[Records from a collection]
_ _ _ _ _
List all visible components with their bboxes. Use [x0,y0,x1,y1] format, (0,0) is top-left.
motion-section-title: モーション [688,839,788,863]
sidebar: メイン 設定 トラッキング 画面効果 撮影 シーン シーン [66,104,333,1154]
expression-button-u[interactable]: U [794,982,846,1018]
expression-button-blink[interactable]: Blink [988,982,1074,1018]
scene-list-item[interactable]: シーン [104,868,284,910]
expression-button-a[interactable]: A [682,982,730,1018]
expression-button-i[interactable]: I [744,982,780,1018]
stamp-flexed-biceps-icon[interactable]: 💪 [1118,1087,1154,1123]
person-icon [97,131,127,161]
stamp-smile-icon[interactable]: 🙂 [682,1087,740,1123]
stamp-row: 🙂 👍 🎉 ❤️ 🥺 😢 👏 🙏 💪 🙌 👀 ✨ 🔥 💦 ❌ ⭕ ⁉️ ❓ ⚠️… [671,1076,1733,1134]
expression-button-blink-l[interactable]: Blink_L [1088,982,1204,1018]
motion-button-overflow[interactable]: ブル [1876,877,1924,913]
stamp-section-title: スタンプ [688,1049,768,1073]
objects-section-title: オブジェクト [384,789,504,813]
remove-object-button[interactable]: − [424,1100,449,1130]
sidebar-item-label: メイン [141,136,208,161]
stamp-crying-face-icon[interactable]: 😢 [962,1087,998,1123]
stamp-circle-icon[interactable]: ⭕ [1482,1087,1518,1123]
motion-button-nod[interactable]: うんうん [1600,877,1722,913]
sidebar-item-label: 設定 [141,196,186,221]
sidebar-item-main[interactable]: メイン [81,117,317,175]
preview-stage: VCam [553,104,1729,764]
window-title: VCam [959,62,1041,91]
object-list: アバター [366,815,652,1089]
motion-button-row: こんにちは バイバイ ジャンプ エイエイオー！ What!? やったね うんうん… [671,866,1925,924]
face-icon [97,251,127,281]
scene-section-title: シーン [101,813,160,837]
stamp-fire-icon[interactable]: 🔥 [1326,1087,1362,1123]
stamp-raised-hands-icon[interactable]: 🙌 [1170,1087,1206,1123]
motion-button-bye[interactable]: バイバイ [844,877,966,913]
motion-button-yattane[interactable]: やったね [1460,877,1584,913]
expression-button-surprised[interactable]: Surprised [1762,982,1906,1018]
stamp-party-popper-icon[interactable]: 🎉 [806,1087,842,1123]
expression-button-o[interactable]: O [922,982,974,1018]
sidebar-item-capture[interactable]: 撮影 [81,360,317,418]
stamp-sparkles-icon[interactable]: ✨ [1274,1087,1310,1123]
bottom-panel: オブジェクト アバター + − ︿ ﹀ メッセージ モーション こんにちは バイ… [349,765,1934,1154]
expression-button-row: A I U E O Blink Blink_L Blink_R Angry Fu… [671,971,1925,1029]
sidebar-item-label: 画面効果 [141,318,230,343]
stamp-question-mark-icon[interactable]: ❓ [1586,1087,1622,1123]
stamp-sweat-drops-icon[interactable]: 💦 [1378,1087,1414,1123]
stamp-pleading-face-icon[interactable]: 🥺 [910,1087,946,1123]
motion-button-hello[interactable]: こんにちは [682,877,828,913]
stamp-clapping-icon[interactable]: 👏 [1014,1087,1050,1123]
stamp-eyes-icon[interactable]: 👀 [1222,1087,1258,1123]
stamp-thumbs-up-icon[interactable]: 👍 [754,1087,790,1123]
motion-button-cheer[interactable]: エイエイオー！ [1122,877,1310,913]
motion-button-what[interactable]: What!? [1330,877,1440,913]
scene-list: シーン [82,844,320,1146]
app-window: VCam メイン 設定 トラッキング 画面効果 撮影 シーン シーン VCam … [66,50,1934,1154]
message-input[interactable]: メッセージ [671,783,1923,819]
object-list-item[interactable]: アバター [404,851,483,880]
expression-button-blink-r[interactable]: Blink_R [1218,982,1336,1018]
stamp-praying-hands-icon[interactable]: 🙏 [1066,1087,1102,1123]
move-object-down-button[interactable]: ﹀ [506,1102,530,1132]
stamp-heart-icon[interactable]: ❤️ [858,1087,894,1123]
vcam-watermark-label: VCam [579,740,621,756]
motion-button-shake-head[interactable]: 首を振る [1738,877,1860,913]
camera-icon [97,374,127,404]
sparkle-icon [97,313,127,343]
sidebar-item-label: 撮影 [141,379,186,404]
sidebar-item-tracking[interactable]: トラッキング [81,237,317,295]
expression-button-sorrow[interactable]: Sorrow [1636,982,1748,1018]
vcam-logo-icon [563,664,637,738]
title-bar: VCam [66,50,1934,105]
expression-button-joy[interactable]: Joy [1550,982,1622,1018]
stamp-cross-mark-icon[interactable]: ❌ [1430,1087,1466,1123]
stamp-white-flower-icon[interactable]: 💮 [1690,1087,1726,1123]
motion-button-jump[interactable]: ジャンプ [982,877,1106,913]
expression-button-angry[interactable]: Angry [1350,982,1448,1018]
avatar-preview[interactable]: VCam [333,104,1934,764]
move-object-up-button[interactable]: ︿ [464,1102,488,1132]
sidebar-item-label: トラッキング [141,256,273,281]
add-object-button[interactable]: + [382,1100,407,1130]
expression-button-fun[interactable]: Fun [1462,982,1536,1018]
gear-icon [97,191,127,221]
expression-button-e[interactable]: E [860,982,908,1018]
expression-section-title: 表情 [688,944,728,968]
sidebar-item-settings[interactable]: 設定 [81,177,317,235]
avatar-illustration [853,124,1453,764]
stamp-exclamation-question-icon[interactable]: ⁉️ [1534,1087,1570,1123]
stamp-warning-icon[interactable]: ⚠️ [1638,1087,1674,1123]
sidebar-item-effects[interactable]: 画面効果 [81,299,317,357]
_ _ _ _ _
PROBLEM TO SOLVE ::
Gather every line of the material above that contains the string "window", and copy each of those lines in full.

WRITTEN ANSWER ::
window-title: VCam [959,62,1041,91]
app-window: VCam メイン 設定 トラッキング 画面効果 撮影 シーン シーン VCam … [66,50,1934,1154]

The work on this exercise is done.